* _Problem to solve_:
Check each line of the material below for "this", then copy the ones that contain it.
### Task material
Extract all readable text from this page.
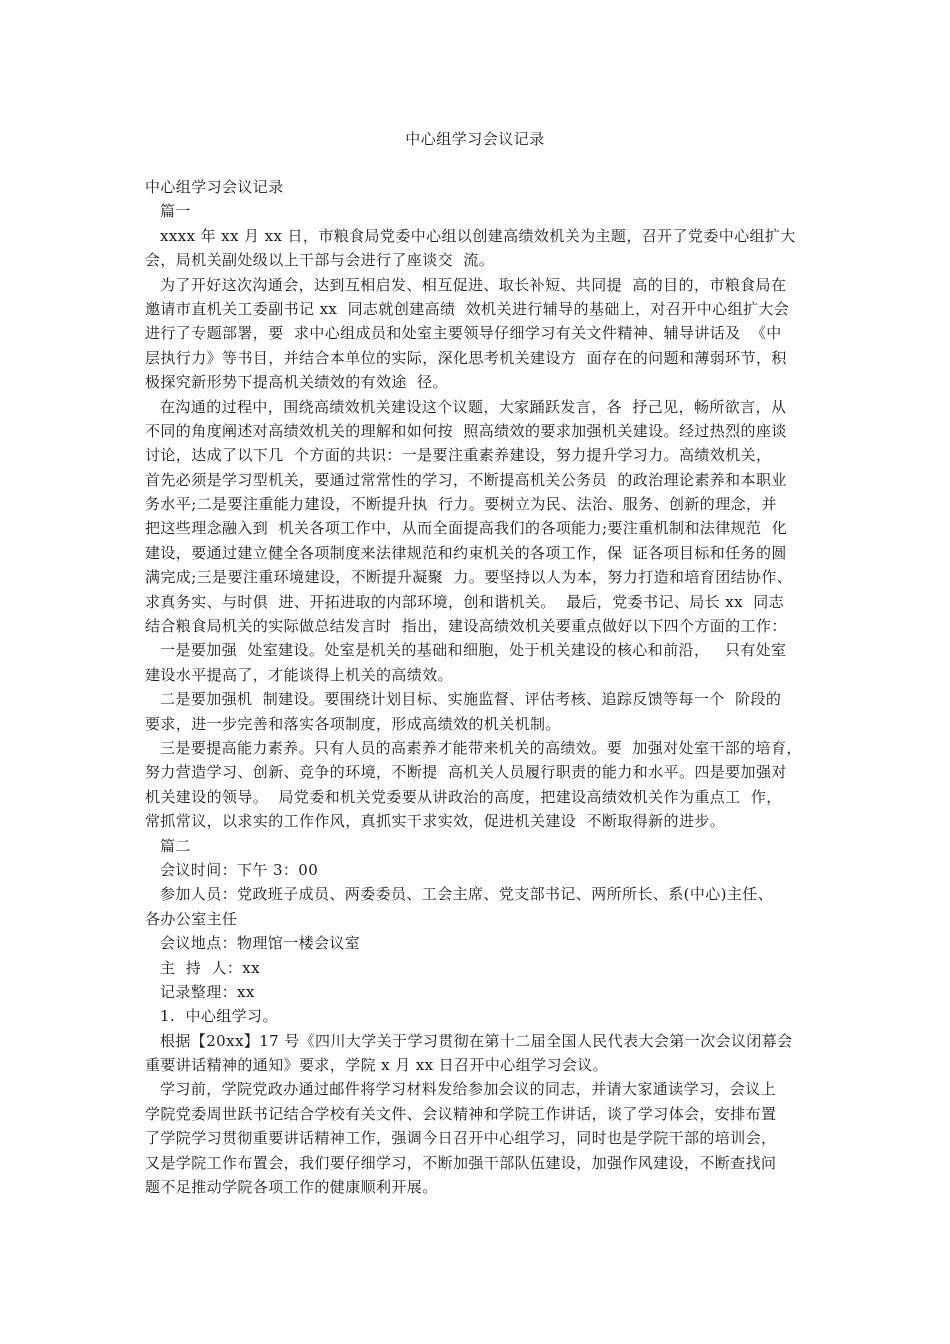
中心组学习会议记录
中心组学习会议记录
篇一
xxxx 年 xx 月 xx 日，市粮食局党委中心组以创建高绩效机关为主题，召开了党委中心组扩大
会，局机关副处级以上干部与会进行了座谈交  流。
为了开好这次沟通会，达到互相启发、相互促进、取长补短、共同提  高的目的，市粮食局在
邀请市直机关工委副书记 xx  同志就创建高绩  效机关进行辅导的基础上，对召开中心组扩大会
进行了专题部署，要  求中心组成员和处室主要领导仔细学习有关文件精神、辅导讲话及  《中
层执行力》等书目，并结合本单位的实际，深化思考机关建设方  面存在的问题和薄弱环节，积
极探究新形势下提高机关绩效的有效途  径。
在沟通的过程中，围绕高绩效机关建设这个议题，大家踊跃发言，各  抒己见，畅所欲言，从
不同的角度阐述对高绩效机关的理解和如何按  照高绩效的要求加强机关建设。经过热烈的座谈
讨论，达成了以下几  个方面的共识：一是要注重素养建设，努力提升学习力。高绩效机关，
首先必须是学习型机关，要通过常常性的学习，不断提高机关公务员  的政治理论素养和本职业
务水平;二是要注重能力建设，不断提升执  行力。要树立为民、法治、服务、创新的理念，并
把这些理念融入到  机关各项工作中，从而全面提高我们的各项能力;要注重机制和法律规范  化
建设，要通过建立健全各项制度来法律规范和约束机关的各项工作，保  证各项目标和任务的圆
满完成;三是要注重环境建设，不断提升凝聚  力。要坚持以人为本，努力打造和培育团结协作、
求真务实、与时俱  进、开拓进取的内部环境，创和谐机关。  最后，党委书记、局长 xx  同志
结合粮食局机关的实际做总结发言时  指出，建设高绩效机关要重点做好以下四个方面的工作：
一是要加强  处室建设。处室是机关的基础和细胞，处于机关建设的核心和前沿，   只有处室
建设水平提高了，才能谈得上机关的高绩效。
二是要加强机  制建设。要围绕计划目标、实施监督、评估考核、追踪反馈等每一个  阶段的
要求，进一步完善和落实各项制度，形成高绩效的机关机制。
三是要提高能力素养。只有人员的高素养才能带来机关的高绩效。要  加强对处室干部的培育，
努力营造学习、创新、竞争的环境，不断提  高机关人员履行职责的能力和水平。四是要加强对
机关建设的领导。  局党委和机关党委要从讲政治的高度，把建设高绩效机关作为重点工  作，
常抓常议，以求实的工作作风，真抓实干求实效，促进机关建设  不断取得新的进步。
篇二
会议时间：下午 3：00
参加人员：党政班子成员、两委委员、工会主席、党支部书记、两所所长、系(中心)主任、
各办公室主任
会议地点：物理馆一楼会议室
主  持  人：xx
记录整理：xx
1.  中心组学习。
根据【20xx】17 号《四川大学关于学习贯彻在第十二届全国人民代表大会第一次会议闭幕会
重要讲话精神的通知》要求，学院 x 月 xx 日召开中心组学习会议。
学习前，学院党政办通过邮件将学习材料发给参加会议的同志，并请大家通读学习，会议上
学院党委周世跃书记结合学校有关文件、会议精神和学院工作讲话，谈了学习体会，安排布置
了学院学习贯彻重要讲话精神工作，强调今日召开中心组学习，同时也是学院干部的培训会，
又是学院工作布置会，我们要仔细学习，不断加强干部队伍建设，加强作风建设，不断查找问
题不足推动学院各项工作的健康顺利开展。
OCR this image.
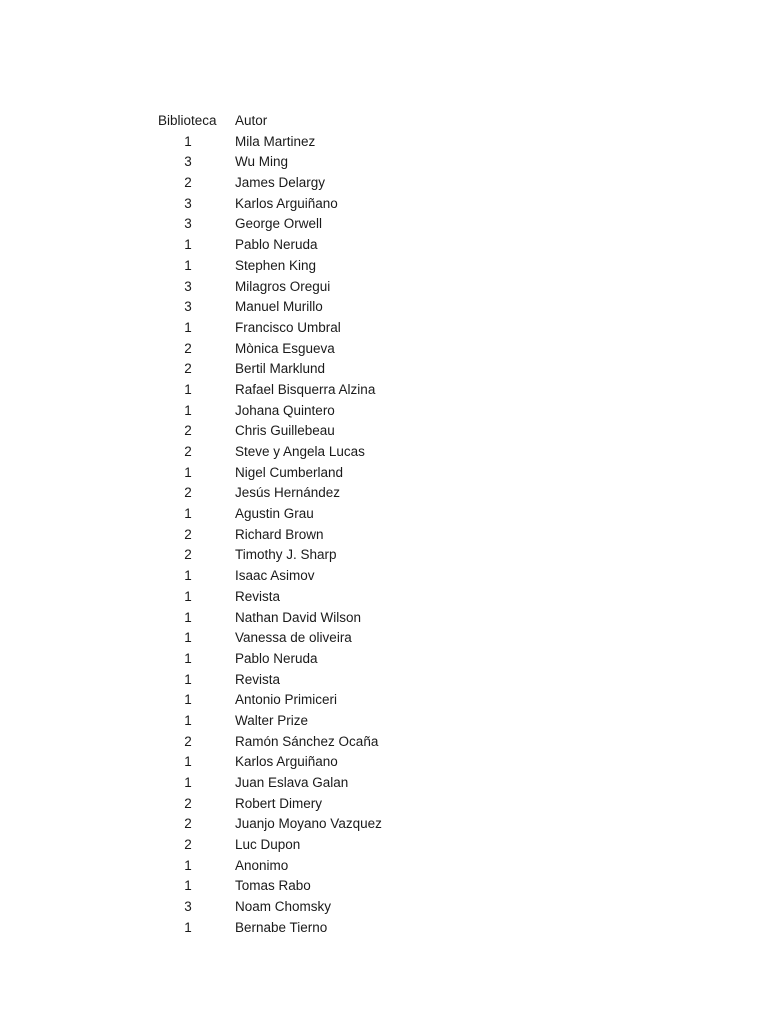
Biblioteca	Autor
1	Mila Martinez
3	Wu Ming
2	James Delargy
3	Karlos Arguiñano
3	George Orwell
1	Pablo Neruda
1	Stephen King
3	Milagros Oregui
3	Manuel Murillo
1	Francisco Umbral
2	Mònica Esgueva
2	Bertil Marklund
1	Rafael Bisquerra Alzina
1	Johana Quintero
2	Chris Guillebeau
2	Steve y Angela Lucas
1	Nigel Cumberland
2	Jesús Hernández
1	Agustin Grau
2	Richard Brown
2	Timothy J. Sharp
1	Isaac Asimov
1	Revista
1	Nathan David Wilson
1	Vanessa de oliveira
1	Pablo Neruda
1	Revista
1	Antonio Primiceri
1	Walter Prize
2	Ramón Sánchez Ocaña
1	Karlos Arguiñano
1	Juan Eslava Galan
2	Robert Dimery
2	Juanjo Moyano Vazquez
2	Luc Dupon
1	Anonimo
1	Tomas Rabo
3	Noam Chomsky
1	Bernabe Tierno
######
* _Task output_:
Extract all readable text from this page.
OCR this image.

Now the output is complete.